=== ESTRATTO ===

Europa, si aprono le danze

Tra circa sette mesi, i cittadini europei saranno chiamati alle urne per eleggere i membri del Parlamento. Che, a propria volta, nominerà la presidenza della Commissione, i vari commissari e altre istituzioni, politiche ed economiche cruciali per il vecchio continente. I primi sondaggi vedono favorita Ursula von der Leyen, che potrebbe essere insidiata dal francese Breton e l’olandese Rutte. Il posizionamento dell’Italia e l’incognita della politica industriale Ue

di Marco Fraquelli – da il Libero Professionista Reloaded #18

 

Nel 1992, Francis Fukuyama, politologo nippo-americano generalmente accostato alla corrente dei cosiddetti Neocons (da cui però ha preso le distanze), pubblica la sua opera più famosa, La fine della storia e l’ultimo uomo, in cui lo studioso, celebrando, per così dire, l’ormai definitivo tramonto della Guerra fredda, sosteneva che la diffusione del modello democratico e liberale, il capitalismo e lo stile di vita occidentale avevano decretato in qualche modo il termine del processo di sviluppo socio-culturale dell’umanità e, quindi, si erano imposti come modelli definitivi di governo, politico ed economico, in tutto il mondo. Qualche anno dopo, nel 1996, un altro politologo americano, Samuel Huntington, aveva pubblicato l’altrettanto celebre Lo scontro delle civiltà e il nuovo ordine mondiale (estensione di un saggio pubblicato nel 1993 su “Foreign Affairs”) dove, invece, in aperta antitesi a Fukuyama, sosteneva che l’eredità della Guerra fredda sarebbe stata una contrapposizione non più, e non solo, tra realtà politiche, bensì tra realtà culturali e religiose. Tra civiltà, appunto.

===

### ISTRUZIONI
1 – Secondo l'estratto sulle elezioni europee, chi risulta favorita nei primi sondaggi?
2 – Scrivi il seguito dell'estratto sulle elezioni europee, cominciando dopo la sua ultima frase.

=== DATI ARCHIVIATI ===

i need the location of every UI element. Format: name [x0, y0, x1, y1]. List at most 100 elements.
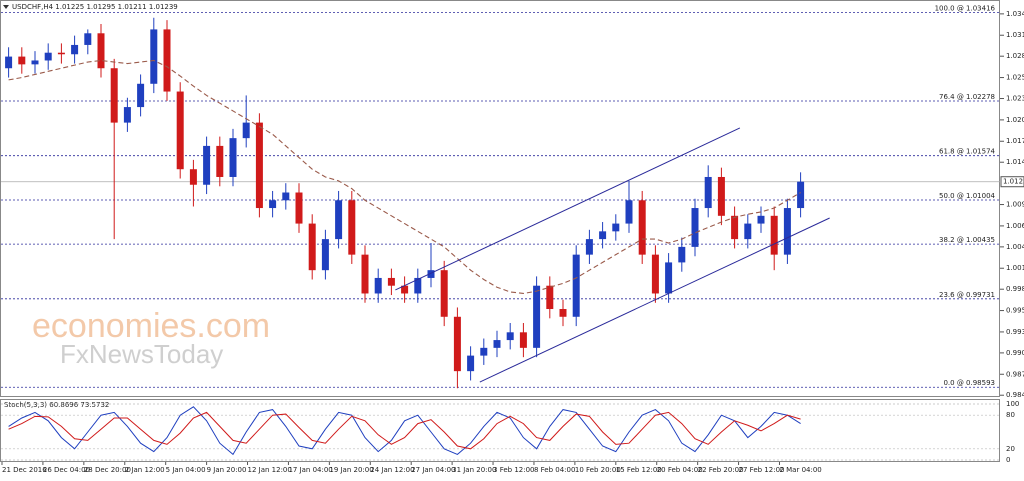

===

### RISPOSTE ATTESE
1 – Ursula von der Leyen.

2 –
 

Dal bipolarismo al quadripolarismo

Va detto che né Fukuyama (che, per la verità, nel 1996, con Fiducia, ha un po’ modificato le sue tesi, ma senza riscuotere altrettanta attenzione), né Huntington c’hanno preso fino in fondo. Quello a cui abbiamo assistito, e stiamo assistendo, è un po’ diverso, e un po’ più complicato, perché se un tempo, dal punto di vista geo-politico mondiale, ci si trovava a dover ragionare in termini di bipolarismo, oggi dobbiamo parlare almeno di un “quadripolarismo”, per di più a propria volta molto articolato al suo interno. Mi riferisco al “blocco” America-Europa (con gli Stati Uniti sempre meno coinvolti nella tutela politica ed economica del “vecchio continente”), la Russia, ormai sempre più vocata a guardare all’Asia come partner privilegiato, sia politicamente che economicamente, la Cina (che oltre a “mostrare i muscoli” in eterna competizione con gli USA, vedi la vicenda Taiwan, sta soprattutto esibendo un efficace soft-power, per esempio con la conquista di porti, aziende, industrie, ecc. in Africa e in Sudamerica), e i cosiddetti Brics, che da cinque (i tradizionali Russia, Cina, Brasile, India e Sudafrica) comprenderanno, dal gennaio 2024, diversi altri “attori” – Argentina, Egitto, Etiopia, Emirati Arabi Uniti, Iran, Arabia Saudita -, offrendo al cosiddetto Sud del mondo (che oggi conta almeno 130 Paesi e rappresenta l’80% della popolazione mondiale) un ruolo sempre meno secondario nello scacchiere politico ed economico mondiale.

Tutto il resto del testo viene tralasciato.